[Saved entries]
————

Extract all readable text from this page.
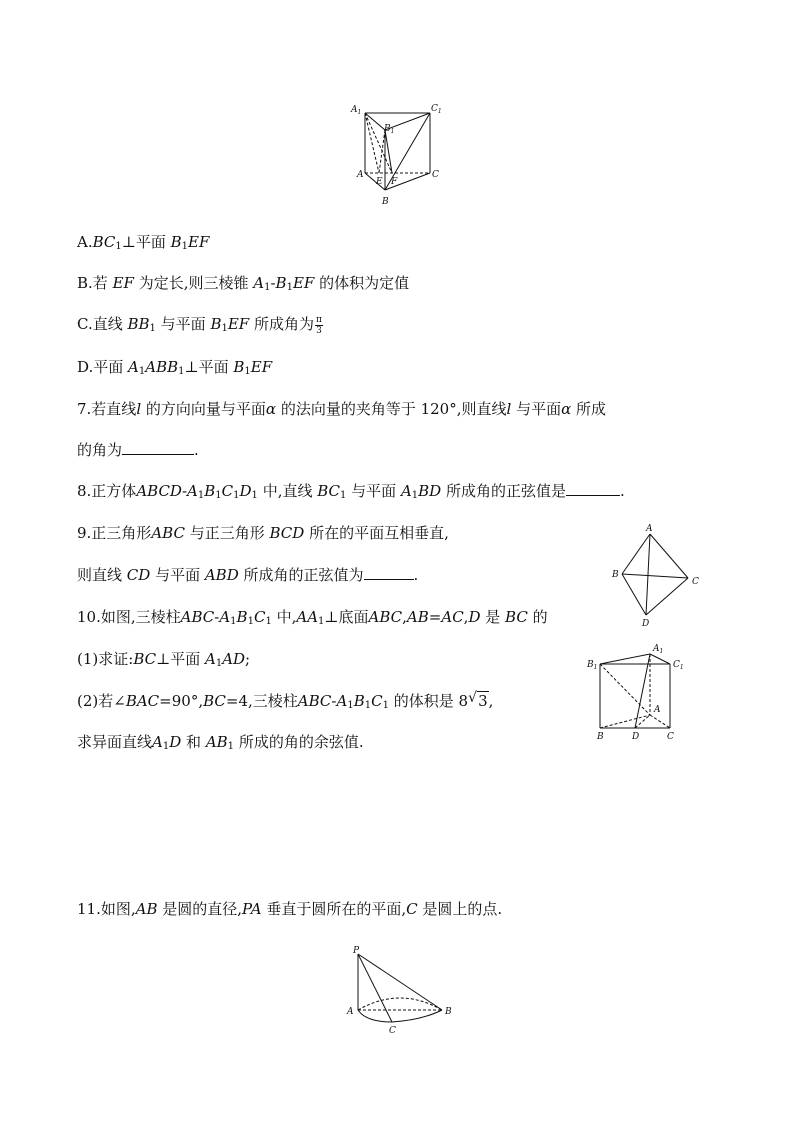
$A_1$	$C_1$
$B_1$
A
E F
C
B
$A.BC_1\perp$平面 $B_1EF$
B.若 EF 为定长,则三棱锥 $A_1-B_1EF$ 的体积为定值
C.直线 $BB_1$ 与平面 $B_1EF$ 所成角为 $\frac{\pi}{3}$
D.平面 $A_1ABB_1\perp$平面 $B_1EF$
7.若直线l 的方向向量与平面α 的法向量的夹角等于 120°,则直线l 与平面α 所成
的角为	.
8.正方体ABCD-$A_1B_1C_1D_1$ 中,直线 $BC_1$ 与平面 $A_1BD$ 所成角的正弦值是	.
9.正三角形ABC 与正三角形 BCD 所在的平面互相垂直,
则直线 CD 与平面 ABD 所成角的正弦值为	.
A
B
C
D
10.如图,三棱柱ABC-$A_1B_1C_1$ 中$,AA_1\perp$底面ABC,AB=AC,D 是 BC 的
(1)求证:BC⊥平面 $A_1AD$;
(2)若∠BAC=90°,BC=4,三棱柱ABC-$A_1B_1C_1$ 的体积是 8 √ 3,
求异面直线$A_1D$ 和 $AB_1$ 所成的角的余弦值.
$B_1$
$A_1$
$C_1$
A
B	D	C
11.如图,AB 是圆的直径,PA 垂直于圆所在的平面,C 是圆上的点.
P
A	B
C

————

# Written problem
Reproduce the whole listing above word for word, but not its pictures.

# Full solution
Extract all readable text from this page.
$A_1$	$C_1$
$B_1$
A
E F
C
B
$A.BC_1\perp$平面 $B_1EF$
B.若 EF 为定长,则三棱锥 $A_1-B_1EF$ 的体积为定值
C.直线 $BB_1$ 与平面 $B_1EF$ 所成角为 $\frac{\pi}{3}$
D.平面 $A_1ABB_1\perp$平面 $B_1EF$
7.若直线l 的方向向量与平面α 的法向量的夹角等于 120°,则直线l 与平面α 所成
的角为	.
8.正方体ABCD-$A_1B_1C_1D_1$ 中,直线 $BC_1$ 与平面 $A_1BD$ 所成角的正弦值是	.
9.正三角形ABC 与正三角形 BCD 所在的平面互相垂直,
则直线 CD 与平面 ABD 所成角的正弦值为	.
A
B
C
D
10.如图,三棱柱ABC-$A_1B_1C_1$ 中$,AA_1\perp$底面ABC,AB=AC,D 是 BC 的
(1)求证:BC⊥平面 $A_1AD$;
(2)若∠BAC=90°,BC=4,三棱柱ABC-$A_1B_1C_1$ 的体积是 8 √ 3,
求异面直线$A_1D$ 和 $AB_1$ 所成的角的余弦值.
$B_1$
$A_1$
$C_1$
A
B	D	C
11.如图,AB 是圆的直径,PA 垂直于圆所在的平面,C 是圆上的点.
P
A	B
C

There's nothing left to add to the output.